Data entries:
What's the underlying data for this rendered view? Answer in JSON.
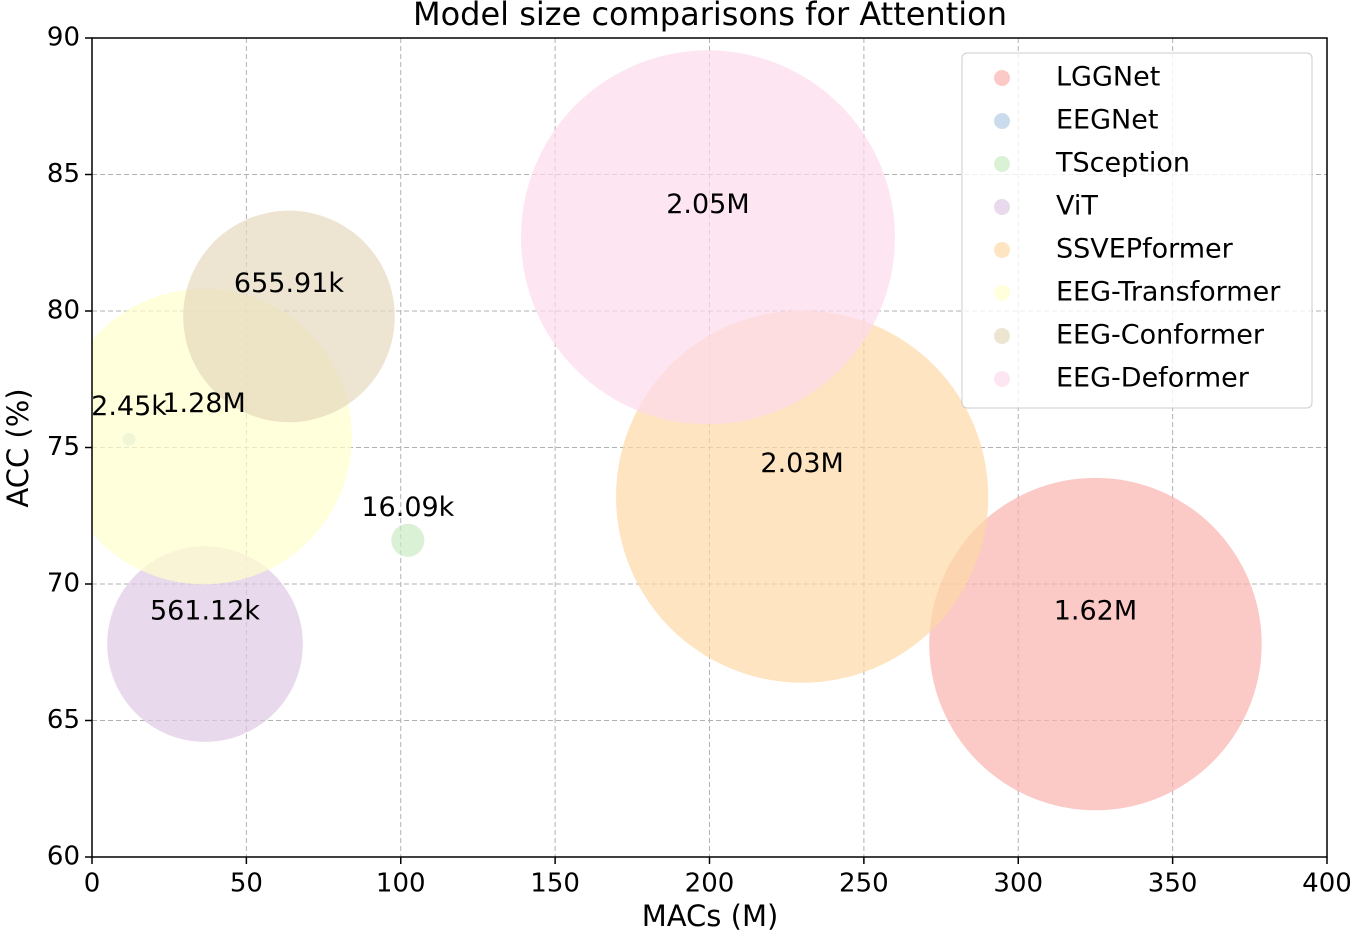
{
  "chart_data": {
    "type": "bubble",
    "title": "Model size comparisons for Attention",
    "xlabel": "MACs (M)",
    "ylabel": "ACC (%)",
    "xlim": [
      0,
      400
    ],
    "xticks": [
      0,
      50,
      100,
      150,
      200,
      250,
      300,
      350,
      400
    ],
    "ylim": [
      60,
      90
    ],
    "yticks": [
      60,
      65,
      70,
      75,
      80,
      85,
      90
    ],
    "grid": true,
    "legend": "upper right",
    "series": [
      {
        "name": "LGGNet",
        "color": "#fbb4ae",
        "x": [
          325
        ],
        "values": [
          67.8
        ],
        "sizes": [
          1620000
        ],
        "value_labels": [
          "1.62M"
        ]
      },
      {
        "name": "EEGNet",
        "color": "#b3cde3",
        "x": [
          12
        ],
        "values": [
          75.3
        ],
        "sizes": [
          2450
        ],
        "value_labels": [
          "2.45k"
        ]
      },
      {
        "name": "TSception",
        "color": "#ccebc5",
        "x": [
          102.3
        ],
        "values": [
          71.6
        ],
        "sizes": [
          16090
        ],
        "value_labels": [
          "16.09k"
        ]
      },
      {
        "name": "ViT",
        "color": "#decbe4",
        "x": [
          36.6
        ],
        "values": [
          67.8
        ],
        "sizes": [
          561120
        ],
        "value_labels": [
          "561.12k"
        ]
      },
      {
        "name": "SSVEPformer",
        "color": "#fed9a6",
        "x": [
          230
        ],
        "values": [
          73.2
        ],
        "sizes": [
          2030000
        ],
        "value_labels": [
          "2.03M"
        ]
      },
      {
        "name": "EEG-Transformer",
        "color": "#ffffcc",
        "x": [
          36.3
        ],
        "values": [
          75.4
        ],
        "sizes": [
          1280000
        ],
        "value_labels": [
          "1.28M"
        ]
      },
      {
        "name": "EEG-Conformer",
        "color": "#e5d8bd",
        "x": [
          63.8
        ],
        "values": [
          79.8
        ],
        "sizes": [
          655910
        ],
        "value_labels": [
          "655.91k"
        ]
      },
      {
        "name": "EEG-Deformer",
        "color": "#fddaec",
        "x": [
          199.5
        ],
        "values": [
          82.7
        ],
        "sizes": [
          2050000
        ],
        "value_labels": [
          "2.05M"
        ]
      }
    ]
  }
}
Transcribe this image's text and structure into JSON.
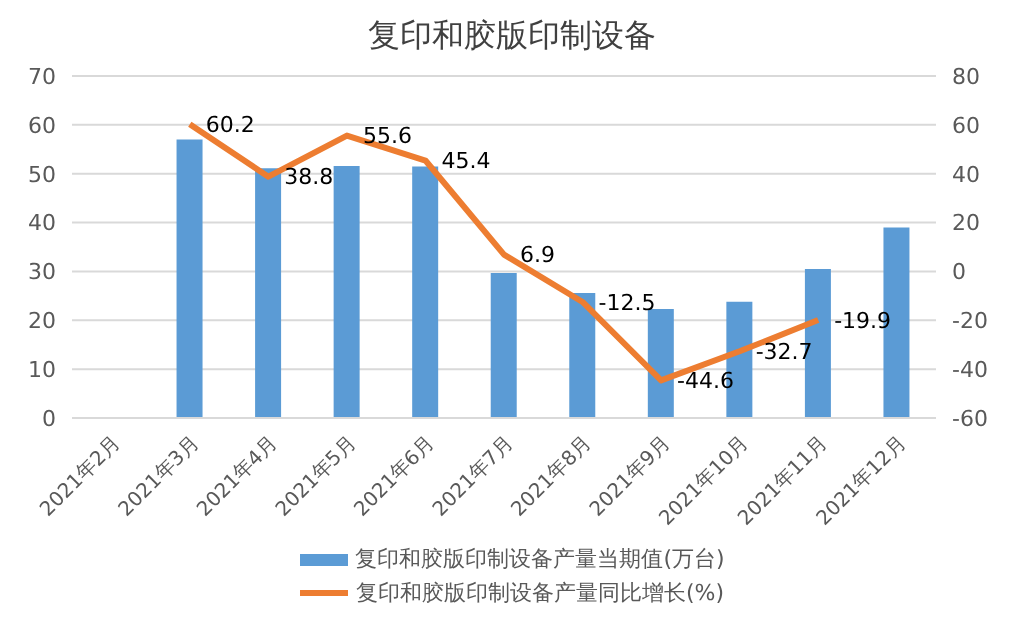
{
  "chart_data": {
    "type": "bar",
    "title": "复印和胶版印制设备",
    "categories": [
      "2021年2月",
      "2021年3月",
      "2021年4月",
      "2021年5月",
      "2021年6月",
      "2021年7月",
      "2021年8月",
      "2021年9月",
      "2021年10月",
      "2021年11月",
      "2021年12月"
    ],
    "series": [
      {
        "name": "复印和胶版印制设备产量当期值(万台)",
        "color": "#5b9bd5",
        "values": [
          null,
          57.0,
          51.1,
          51.6,
          51.5,
          29.7,
          25.6,
          22.3,
          23.8,
          30.5,
          39.0
        ]
      },
      {
        "name": "复印和胶版印制设备产量同比增长(%)",
        "type": "line",
        "axis": "y2",
        "color": "#ed7d31",
        "values": [
          null,
          60.2,
          38.8,
          55.6,
          45.4,
          6.9,
          -12.5,
          -44.6,
          -32.7,
          -19.9,
          null
        ],
        "value_labels": [
          null,
          "60.2",
          "38.8",
          "55.6",
          "45.4",
          "6.9",
          "-12.5",
          "-44.6",
          "-32.7",
          "-19.9",
          null
        ]
      }
    ],
    "ylim": [
      0,
      70
    ],
    "yticks": [
      0,
      10,
      20,
      30,
      40,
      50,
      60,
      70
    ],
    "y2lim": [
      -60,
      80
    ],
    "y2ticks": [
      -60,
      -40,
      -20,
      0,
      20,
      40,
      60,
      80
    ],
    "grid": "y",
    "legend": "bottom",
    "marker": "none"
  }
}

WHAT THIS TASK INVOLVES:
Repeat the records above exactly, omitting every picture.

OUTPUT OF THE EXERCISE:
What's the underlying data for this rendered view? Answer in JSON.
{
  "chart_data": {
    "type": "bubble",
    "title": "Model size comparisons for Attention",
    "xlabel": "MACs (M)",
    "ylabel": "ACC (%)",
    "xlim": [
      0,
      400
    ],
    "xticks": [
      0,
      50,
      100,
      150,
      200,
      250,
      300,
      350,
      400
    ],
    "ylim": [
      60,
      90
    ],
    "yticks": [
      60,
      65,
      70,
      75,
      80,
      85,
      90
    ],
    "grid": true,
    "legend": "upper right",
    "series": [
      {
        "name": "LGGNet",
        "color": "#fbb4ae",
        "x": [
          325
        ],
        "values": [
          67.8
        ],
        "sizes": [
          1620000
        ],
        "value_labels": [
          "1.62M"
        ]
      },
      {
        "name": "EEGNet",
        "color": "#b3cde3",
        "x": [
          12
        ],
        "values": [
          75.3
        ],
        "sizes": [
          2450
        ],
        "value_labels": [
          "2.45k"
        ]
      },
      {
        "name": "TSception",
        "color": "#ccebc5",
        "x": [
          102.3
        ],
        "values": [
          71.6
        ],
        "sizes": [
          16090
        ],
        "value_labels": [
          "16.09k"
        ]
      },
      {
        "name": "ViT",
        "color": "#decbe4",
        "x": [
          36.6
        ],
        "values": [
          67.8
        ],
        "sizes": [
          561120
        ],
        "value_labels": [
          "561.12k"
        ]
      },
      {
        "name": "SSVEPformer",
        "color": "#fed9a6",
        "x": [
          230
        ],
        "values": [
          73.2
        ],
        "sizes": [
          2030000
        ],
        "value_labels": [
          "2.03M"
        ]
      },
      {
        "name": "EEG-Transformer",
        "color": "#ffffcc",
        "x": [
          36.3
        ],
        "values": [
          75.4
        ],
        "sizes": [
          1280000
        ],
        "value_labels": [
          "1.28M"
        ]
      },
      {
        "name": "EEG-Conformer",
        "color": "#e5d8bd",
        "x": [
          63.8
        ],
        "values": [
          79.8
        ],
        "sizes": [
          655910
        ],
        "value_labels": [
          "655.91k"
        ]
      },
      {
        "name": "EEG-Deformer",
        "color": "#fddaec",
        "x": [
          199.5
        ],
        "values": [
          82.7
        ],
        "sizes": [
          2050000
        ],
        "value_labels": [
          "2.05M"
        ]
      }
    ]
  }
}
Transcribe this image's text and structure into JSON.
{
  "chart_data": {
    "type": "bar",
    "title": "复印和胶版印制设备",
    "categories": [
      "2021年2月",
      "2021年3月",
      "2021年4月",
      "2021年5月",
      "2021年6月",
      "2021年7月",
      "2021年8月",
      "2021年9月",
      "2021年10月",
      "2021年11月",
      "2021年12月"
    ],
    "series": [
      {
        "name": "复印和胶版印制设备产量当期值(万台)",
        "color": "#5b9bd5",
        "values": [
          null,
          57.0,
          51.1,
          51.6,
          51.5,
          29.7,
          25.6,
          22.3,
          23.8,
          30.5,
          39.0
        ]
      },
      {
        "name": "复印和胶版印制设备产量同比增长(%)",
        "type": "line",
        "axis": "y2",
        "color": "#ed7d31",
        "values": [
          null,
          60.2,
          38.8,
          55.6,
          45.4,
          6.9,
          -12.5,
          -44.6,
          -32.7,
          -19.9,
          null
        ],
        "value_labels": [
          null,
          "60.2",
          "38.8",
          "55.6",
          "45.4",
          "6.9",
          "-12.5",
          "-44.6",
          "-32.7",
          "-19.9",
          null
        ]
      }
    ],
    "ylim": [
      0,
      70
    ],
    "yticks": [
      0,
      10,
      20,
      30,
      40,
      50,
      60,
      70
    ],
    "y2lim": [
      -60,
      80
    ],
    "y2ticks": [
      -60,
      -40,
      -20,
      0,
      20,
      40,
      60,
      80
    ],
    "grid": "y",
    "legend": "bottom",
    "marker": "none"
  }
}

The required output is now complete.